(Data extracted from a collection)
--------

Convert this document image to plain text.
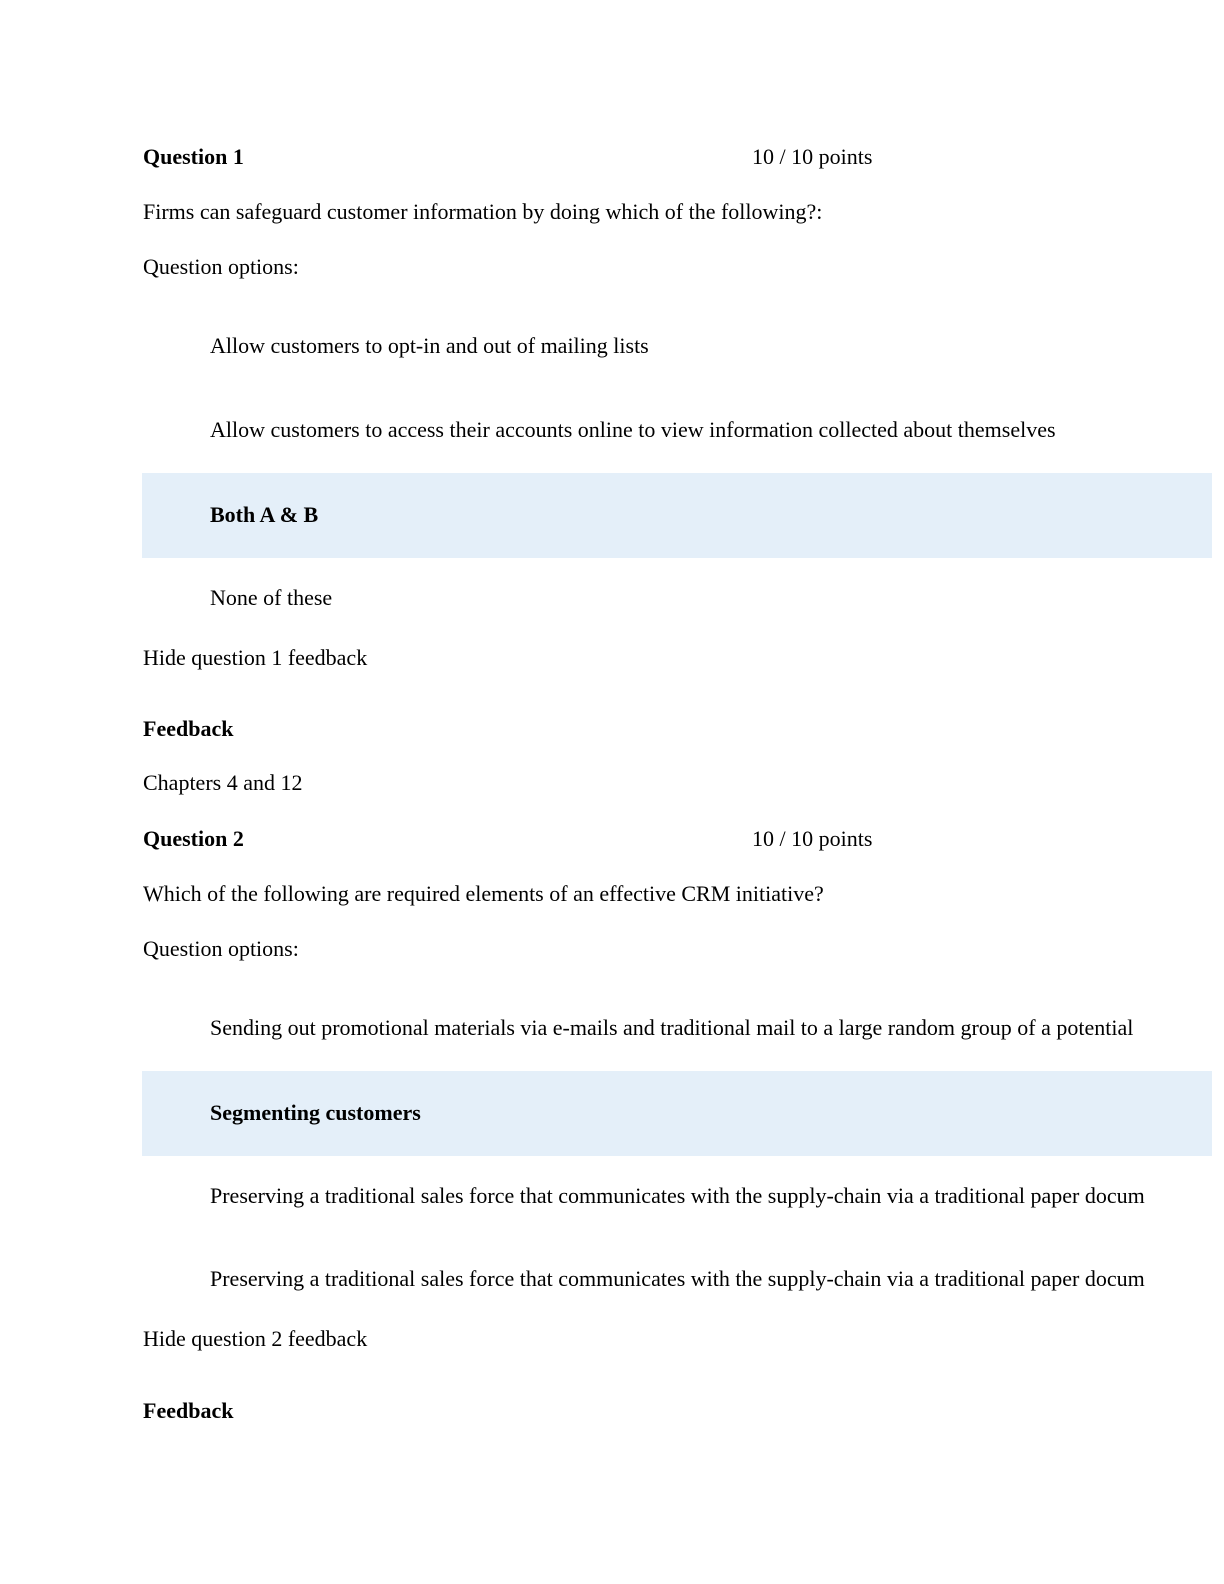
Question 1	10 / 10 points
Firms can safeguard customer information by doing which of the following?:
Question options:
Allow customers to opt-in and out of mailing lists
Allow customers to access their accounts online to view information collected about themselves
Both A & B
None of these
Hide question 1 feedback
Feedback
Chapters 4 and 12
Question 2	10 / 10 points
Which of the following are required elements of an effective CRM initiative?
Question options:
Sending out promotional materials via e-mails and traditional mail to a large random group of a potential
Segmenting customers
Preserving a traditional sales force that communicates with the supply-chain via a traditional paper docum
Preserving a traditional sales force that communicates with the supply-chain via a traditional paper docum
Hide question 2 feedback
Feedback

--------

### EXERCISE DIRECTIONS
Within the listing above, find every line containing the string "following" and return it.

### FINAL RESULT
Firms can safeguard customer information by doing which of the following?:
Which of the following are required elements of an effective CRM initiative?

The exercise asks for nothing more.